* [Exercise goal] Make an exact copy of the listing below.

* [Entries supplied]

— start —

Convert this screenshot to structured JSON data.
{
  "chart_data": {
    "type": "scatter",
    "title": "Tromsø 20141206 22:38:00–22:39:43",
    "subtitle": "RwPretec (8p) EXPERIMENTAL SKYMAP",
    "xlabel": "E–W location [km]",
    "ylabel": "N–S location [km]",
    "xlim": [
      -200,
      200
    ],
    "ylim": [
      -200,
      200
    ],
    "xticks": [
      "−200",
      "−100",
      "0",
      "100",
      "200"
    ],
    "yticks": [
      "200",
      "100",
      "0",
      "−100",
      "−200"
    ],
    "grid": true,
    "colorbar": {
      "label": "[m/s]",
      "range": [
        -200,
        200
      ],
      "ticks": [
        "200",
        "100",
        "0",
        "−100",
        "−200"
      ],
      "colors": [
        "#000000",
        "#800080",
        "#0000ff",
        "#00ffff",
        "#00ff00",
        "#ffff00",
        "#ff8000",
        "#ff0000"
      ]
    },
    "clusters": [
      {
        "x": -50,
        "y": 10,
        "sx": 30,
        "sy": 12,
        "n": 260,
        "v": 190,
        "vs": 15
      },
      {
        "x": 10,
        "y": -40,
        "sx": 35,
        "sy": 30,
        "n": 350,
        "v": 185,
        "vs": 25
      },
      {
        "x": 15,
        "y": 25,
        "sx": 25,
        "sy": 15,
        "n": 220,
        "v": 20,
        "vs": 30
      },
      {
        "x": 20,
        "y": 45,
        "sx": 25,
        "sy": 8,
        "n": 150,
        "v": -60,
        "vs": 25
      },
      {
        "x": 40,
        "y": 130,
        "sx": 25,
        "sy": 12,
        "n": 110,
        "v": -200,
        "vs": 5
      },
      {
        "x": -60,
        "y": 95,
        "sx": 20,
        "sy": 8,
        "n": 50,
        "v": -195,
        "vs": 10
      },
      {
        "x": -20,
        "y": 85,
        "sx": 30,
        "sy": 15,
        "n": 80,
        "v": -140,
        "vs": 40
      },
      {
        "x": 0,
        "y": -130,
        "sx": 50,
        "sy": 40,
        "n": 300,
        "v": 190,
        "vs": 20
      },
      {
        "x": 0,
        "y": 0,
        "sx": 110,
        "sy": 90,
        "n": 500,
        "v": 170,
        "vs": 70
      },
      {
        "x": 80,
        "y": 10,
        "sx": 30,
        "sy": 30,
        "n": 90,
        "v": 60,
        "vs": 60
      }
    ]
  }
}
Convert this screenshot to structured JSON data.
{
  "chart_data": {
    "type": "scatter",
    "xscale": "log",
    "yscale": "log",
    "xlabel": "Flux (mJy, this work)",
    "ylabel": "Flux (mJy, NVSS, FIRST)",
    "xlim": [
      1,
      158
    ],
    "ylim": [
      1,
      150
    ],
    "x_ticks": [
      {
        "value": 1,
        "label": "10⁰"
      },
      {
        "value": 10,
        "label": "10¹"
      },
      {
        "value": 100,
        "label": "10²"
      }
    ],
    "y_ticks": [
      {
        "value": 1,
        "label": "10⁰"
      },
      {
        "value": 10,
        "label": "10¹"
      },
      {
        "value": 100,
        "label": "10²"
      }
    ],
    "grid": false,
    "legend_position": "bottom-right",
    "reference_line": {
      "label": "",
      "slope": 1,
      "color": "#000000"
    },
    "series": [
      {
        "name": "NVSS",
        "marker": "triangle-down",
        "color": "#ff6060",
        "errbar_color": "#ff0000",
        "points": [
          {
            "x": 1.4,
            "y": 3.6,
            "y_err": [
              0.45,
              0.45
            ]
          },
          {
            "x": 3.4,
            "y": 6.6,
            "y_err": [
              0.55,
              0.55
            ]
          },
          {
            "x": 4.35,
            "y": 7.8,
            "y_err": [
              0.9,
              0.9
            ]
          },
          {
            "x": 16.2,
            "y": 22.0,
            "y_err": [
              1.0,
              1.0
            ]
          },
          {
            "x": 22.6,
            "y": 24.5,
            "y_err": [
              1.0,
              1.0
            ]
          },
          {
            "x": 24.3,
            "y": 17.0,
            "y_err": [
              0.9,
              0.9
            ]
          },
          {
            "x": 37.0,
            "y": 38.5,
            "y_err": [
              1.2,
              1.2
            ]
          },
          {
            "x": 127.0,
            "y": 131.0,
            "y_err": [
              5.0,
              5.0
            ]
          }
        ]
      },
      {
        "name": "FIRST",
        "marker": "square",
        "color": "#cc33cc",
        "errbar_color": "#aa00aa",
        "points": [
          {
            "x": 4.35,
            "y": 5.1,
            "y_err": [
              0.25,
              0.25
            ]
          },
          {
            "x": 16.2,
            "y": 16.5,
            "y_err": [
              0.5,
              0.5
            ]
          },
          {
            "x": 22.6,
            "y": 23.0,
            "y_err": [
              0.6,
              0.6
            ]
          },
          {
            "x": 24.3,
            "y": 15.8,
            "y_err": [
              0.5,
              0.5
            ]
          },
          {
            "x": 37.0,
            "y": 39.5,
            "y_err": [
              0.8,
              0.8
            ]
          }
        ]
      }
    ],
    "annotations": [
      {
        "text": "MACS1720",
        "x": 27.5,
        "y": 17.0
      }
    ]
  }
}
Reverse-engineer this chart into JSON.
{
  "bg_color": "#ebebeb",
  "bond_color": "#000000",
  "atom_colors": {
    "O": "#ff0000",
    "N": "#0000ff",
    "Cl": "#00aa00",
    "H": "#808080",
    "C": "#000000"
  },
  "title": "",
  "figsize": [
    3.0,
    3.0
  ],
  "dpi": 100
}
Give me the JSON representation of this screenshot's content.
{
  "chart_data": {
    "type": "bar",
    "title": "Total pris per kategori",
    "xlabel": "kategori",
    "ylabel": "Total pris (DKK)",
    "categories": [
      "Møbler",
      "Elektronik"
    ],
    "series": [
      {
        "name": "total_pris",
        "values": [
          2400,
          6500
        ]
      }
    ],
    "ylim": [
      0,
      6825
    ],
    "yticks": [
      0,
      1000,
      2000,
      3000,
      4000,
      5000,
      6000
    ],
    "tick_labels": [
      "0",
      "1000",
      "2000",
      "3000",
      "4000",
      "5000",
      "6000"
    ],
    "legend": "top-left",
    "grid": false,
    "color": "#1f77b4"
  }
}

— end —

* [The response]
Convert this screenshot to structured JSON data.
{
  "chart_data": {
    "type": "scatter",
    "title": "Tromsø 20141206 22:38:00–22:39:43",
    "subtitle": "RwPretec (8p) EXPERIMENTAL SKYMAP",
    "xlabel": "E–W location [km]",
    "ylabel": "N–S location [km]",
    "xlim": [
      -200,
      200
    ],
    "ylim": [
      -200,
      200
    ],
    "xticks": [
      "−200",
      "−100",
      "0",
      "100",
      "200"
    ],
    "yticks": [
      "200",
      "100",
      "0",
      "−100",
      "−200"
    ],
    "grid": true,
    "colorbar": {
      "label": "[m/s]",
      "range": [
        -200,
        200
      ],
      "ticks": [
        "200",
        "100",
        "0",
        "−100",
        "−200"
      ],
      "colors": [
        "#000000",
        "#800080",
        "#0000ff",
        "#00ffff",
        "#00ff00",
        "#ffff00",
        "#ff8000",
        "#ff0000"
      ]
    },
    "clusters": [
      {
        "x": -50,
        "y": 10,
        "sx": 30,
        "sy": 12,
        "n": 260,
        "v": 190,
        "vs": 15
      },
      {
        "x": 10,
        "y": -40,
        "sx": 35,
        "sy": 30,
        "n": 350,
        "v": 185,
        "vs": 25
      },
      {
        "x": 15,
        "y": 25,
        "sx": 25,
        "sy": 15,
        "n": 220,
        "v": 20,
        "vs": 30
      },
      {
        "x": 20,
        "y": 45,
        "sx": 25,
        "sy": 8,
        "n": 150,
        "v": -60,
        "vs": 25
      },
      {
        "x": 40,
        "y": 130,
        "sx": 25,
        "sy": 12,
        "n": 110,
        "v": -200,
        "vs": 5
      },
      {
        "x": -60,
        "y": 95,
        "sx": 20,
        "sy": 8,
        "n": 50,
        "v": -195,
        "vs": 10
      },
      {
        "x": -20,
        "y": 85,
        "sx": 30,
        "sy": 15,
        "n": 80,
        "v": -140,
        "vs": 40
      },
      {
        "x": 0,
        "y": -130,
        "sx": 50,
        "sy": 40,
        "n": 300,
        "v": 190,
        "vs": 20
      },
      {
        "x": 0,
        "y": 0,
        "sx": 110,
        "sy": 90,
        "n": 500,
        "v": 170,
        "vs": 70
      },
      {
        "x": 80,
        "y": 10,
        "sx": 30,
        "sy": 30,
        "n": 90,
        "v": 60,
        "vs": 60
      }
    ]
  }
}
Convert this screenshot to structured JSON data.
{
  "chart_data": {
    "type": "scatter",
    "xscale": "log",
    "yscale": "log",
    "xlabel": "Flux (mJy, this work)",
    "ylabel": "Flux (mJy, NVSS, FIRST)",
    "xlim": [
      1,
      158
    ],
    "ylim": [
      1,
      150
    ],
    "x_ticks": [
      {
        "value": 1,
        "label": "10⁰"
      },
      {
        "value": 10,
        "label": "10¹"
      },
      {
        "value": 100,
        "label": "10²"
      }
    ],
    "y_ticks": [
      {
        "value": 1,
        "label": "10⁰"
      },
      {
        "value": 10,
        "label": "10¹"
      },
      {
        "value": 100,
        "label": "10²"
      }
    ],
    "grid": false,
    "legend_position": "bottom-right",
    "reference_line": {
      "label": "",
      "slope": 1,
      "color": "#000000"
    },
    "series": [
      {
        "name": "NVSS",
        "marker": "triangle-down",
        "color": "#ff6060",
        "errbar_color": "#ff0000",
        "points": [
          {
            "x": 1.4,
            "y": 3.6,
            "y_err": [
              0.45,
              0.45
            ]
          },
          {
            "x": 3.4,
            "y": 6.6,
            "y_err": [
              0.55,
              0.55
            ]
          },
          {
            "x": 4.35,
            "y": 7.8,
            "y_err": [
              0.9,
              0.9
            ]
          },
          {
            "x": 16.2,
            "y": 22.0,
            "y_err": [
              1.0,
              1.0
            ]
          },
          {
            "x": 22.6,
            "y": 24.5,
            "y_err": [
              1.0,
              1.0
            ]
          },
          {
            "x": 24.3,
            "y": 17.0,
            "y_err": [
              0.9,
              0.9
            ]
          },
          {
            "x": 37.0,
            "y": 38.5,
            "y_err": [
              1.2,
              1.2
            ]
          },
          {
            "x": 127.0,
            "y": 131.0,
            "y_err": [
              5.0,
              5.0
            ]
          }
        ]
      },
      {
        "name": "FIRST",
        "marker": "square",
        "color": "#cc33cc",
        "errbar_color": "#aa00aa",
        "points": [
          {
            "x": 4.35,
            "y": 5.1,
            "y_err": [
              0.25,
              0.25
            ]
          },
          {
            "x": 16.2,
            "y": 16.5,
            "y_err": [
              0.5,
              0.5
            ]
          },
          {
            "x": 22.6,
            "y": 23.0,
            "y_err": [
              0.6,
              0.6
            ]
          },
          {
            "x": 24.3,
            "y": 15.8,
            "y_err": [
              0.5,
              0.5
            ]
          },
          {
            "x": 37.0,
            "y": 39.5,
            "y_err": [
              0.8,
              0.8
            ]
          }
        ]
      }
    ],
    "annotations": [
      {
        "text": "MACS1720",
        "x": 27.5,
        "y": 17.0
      }
    ]
  }
}
Reverse-engineer this chart into JSON.
{
  "bg_color": "#ebebeb",
  "bond_color": "#000000",
  "atom_colors": {
    "O": "#ff0000",
    "N": "#0000ff",
    "Cl": "#00aa00",
    "H": "#808080",
    "C": "#000000"
  },
  "title": "",
  "figsize": [
    3.0,
    3.0
  ],
  "dpi": 100
}
Give me the JSON representation of this screenshot's content.
{
  "chart_data": {
    "type": "bar",
    "title": "Total pris per kategori",
    "xlabel": "kategori",
    "ylabel": "Total pris (DKK)",
    "categories": [
      "Møbler",
      "Elektronik"
    ],
    "series": [
      {
        "name": "total_pris",
        "values": [
          2400,
          6500
        ]
      }
    ],
    "ylim": [
      0,
      6825
    ],
    "yticks": [
      0,
      1000,
      2000,
      3000,
      4000,
      5000,
      6000
    ],
    "tick_labels": [
      "0",
      "1000",
      "2000",
      "3000",
      "4000",
      "5000",
      "6000"
    ],
    "legend": "top-left",
    "grid": false,
    "color": "#1f77b4"
  }
}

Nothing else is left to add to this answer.